Go through the listing below and list every line with "their".

## Start RECORDS FOR THE TASK

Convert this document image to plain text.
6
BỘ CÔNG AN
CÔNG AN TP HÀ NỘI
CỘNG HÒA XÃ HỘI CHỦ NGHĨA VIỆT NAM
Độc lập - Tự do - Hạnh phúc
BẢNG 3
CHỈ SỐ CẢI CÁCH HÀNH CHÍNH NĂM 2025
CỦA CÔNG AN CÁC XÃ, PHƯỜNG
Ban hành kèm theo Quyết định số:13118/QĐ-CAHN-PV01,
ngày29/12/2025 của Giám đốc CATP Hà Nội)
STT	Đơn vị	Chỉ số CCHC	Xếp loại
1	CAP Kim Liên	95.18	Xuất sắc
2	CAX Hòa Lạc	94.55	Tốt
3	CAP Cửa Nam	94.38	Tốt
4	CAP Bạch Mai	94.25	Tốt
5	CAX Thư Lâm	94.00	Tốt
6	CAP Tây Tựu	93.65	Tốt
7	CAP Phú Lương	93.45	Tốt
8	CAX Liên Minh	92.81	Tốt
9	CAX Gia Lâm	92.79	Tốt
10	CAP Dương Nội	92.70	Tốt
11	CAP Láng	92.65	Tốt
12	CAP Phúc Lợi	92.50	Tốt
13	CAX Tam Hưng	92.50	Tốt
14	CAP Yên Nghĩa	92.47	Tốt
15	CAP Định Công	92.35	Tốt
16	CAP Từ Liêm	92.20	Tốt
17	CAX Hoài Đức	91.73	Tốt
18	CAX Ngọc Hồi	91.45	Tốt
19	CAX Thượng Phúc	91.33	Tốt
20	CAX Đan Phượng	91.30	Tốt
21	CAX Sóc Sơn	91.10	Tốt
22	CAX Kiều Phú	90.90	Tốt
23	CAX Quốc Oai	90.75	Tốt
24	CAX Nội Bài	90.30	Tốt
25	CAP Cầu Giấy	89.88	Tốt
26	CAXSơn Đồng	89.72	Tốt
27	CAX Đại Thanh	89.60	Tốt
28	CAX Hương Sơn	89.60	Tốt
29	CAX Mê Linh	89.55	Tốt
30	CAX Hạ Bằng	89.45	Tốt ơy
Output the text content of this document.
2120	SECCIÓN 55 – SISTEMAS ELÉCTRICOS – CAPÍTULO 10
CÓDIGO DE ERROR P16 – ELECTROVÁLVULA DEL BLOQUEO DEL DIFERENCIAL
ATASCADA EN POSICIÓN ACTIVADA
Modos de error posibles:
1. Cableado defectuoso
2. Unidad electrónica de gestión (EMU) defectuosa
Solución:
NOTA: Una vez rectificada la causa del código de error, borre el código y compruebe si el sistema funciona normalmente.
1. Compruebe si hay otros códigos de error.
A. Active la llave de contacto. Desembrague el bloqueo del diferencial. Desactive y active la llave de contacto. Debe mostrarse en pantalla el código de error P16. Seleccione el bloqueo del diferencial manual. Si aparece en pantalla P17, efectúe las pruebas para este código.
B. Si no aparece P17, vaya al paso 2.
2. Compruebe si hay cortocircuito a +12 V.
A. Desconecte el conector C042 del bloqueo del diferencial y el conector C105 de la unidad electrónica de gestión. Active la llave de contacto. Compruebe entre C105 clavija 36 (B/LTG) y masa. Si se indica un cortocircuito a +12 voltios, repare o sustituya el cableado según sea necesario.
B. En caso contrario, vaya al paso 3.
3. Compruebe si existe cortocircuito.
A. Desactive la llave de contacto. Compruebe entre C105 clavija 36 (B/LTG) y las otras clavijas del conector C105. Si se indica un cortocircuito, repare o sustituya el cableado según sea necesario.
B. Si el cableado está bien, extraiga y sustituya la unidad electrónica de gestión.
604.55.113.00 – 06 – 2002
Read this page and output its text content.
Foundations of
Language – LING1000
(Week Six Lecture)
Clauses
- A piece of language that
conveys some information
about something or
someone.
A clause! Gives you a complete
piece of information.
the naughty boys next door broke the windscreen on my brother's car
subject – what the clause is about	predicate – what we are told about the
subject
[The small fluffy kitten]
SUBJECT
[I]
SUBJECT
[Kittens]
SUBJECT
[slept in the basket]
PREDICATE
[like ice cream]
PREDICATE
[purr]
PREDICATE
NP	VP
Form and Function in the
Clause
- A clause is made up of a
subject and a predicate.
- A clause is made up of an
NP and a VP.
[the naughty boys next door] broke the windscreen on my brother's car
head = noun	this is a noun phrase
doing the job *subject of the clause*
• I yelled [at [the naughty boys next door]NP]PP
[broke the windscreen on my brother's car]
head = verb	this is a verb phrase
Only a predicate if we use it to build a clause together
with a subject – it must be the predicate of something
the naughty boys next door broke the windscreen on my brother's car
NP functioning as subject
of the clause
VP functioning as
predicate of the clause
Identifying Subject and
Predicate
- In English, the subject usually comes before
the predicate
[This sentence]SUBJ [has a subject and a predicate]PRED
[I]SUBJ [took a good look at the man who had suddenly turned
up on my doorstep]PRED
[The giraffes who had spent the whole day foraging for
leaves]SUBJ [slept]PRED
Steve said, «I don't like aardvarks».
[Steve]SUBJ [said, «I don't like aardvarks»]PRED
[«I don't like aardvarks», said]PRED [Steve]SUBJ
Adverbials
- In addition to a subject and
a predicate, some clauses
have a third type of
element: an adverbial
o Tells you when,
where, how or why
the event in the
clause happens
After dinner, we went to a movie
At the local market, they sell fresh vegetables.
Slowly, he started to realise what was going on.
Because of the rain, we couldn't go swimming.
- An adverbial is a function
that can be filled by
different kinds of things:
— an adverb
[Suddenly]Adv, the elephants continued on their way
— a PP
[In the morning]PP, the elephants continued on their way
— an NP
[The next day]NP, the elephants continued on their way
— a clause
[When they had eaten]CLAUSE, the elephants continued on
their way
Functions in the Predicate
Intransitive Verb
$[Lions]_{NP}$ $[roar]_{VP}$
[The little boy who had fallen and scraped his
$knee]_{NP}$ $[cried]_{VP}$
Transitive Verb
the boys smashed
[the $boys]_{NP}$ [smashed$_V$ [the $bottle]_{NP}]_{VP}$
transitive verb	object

## End RECORDS FOR THE TASK

__FINAL RESULT__
[Suddenly]Adv, the elephants continued on their way
[In the morning]PP, the elephants continued on their way
[The next day]NP, the elephants continued on their way
their way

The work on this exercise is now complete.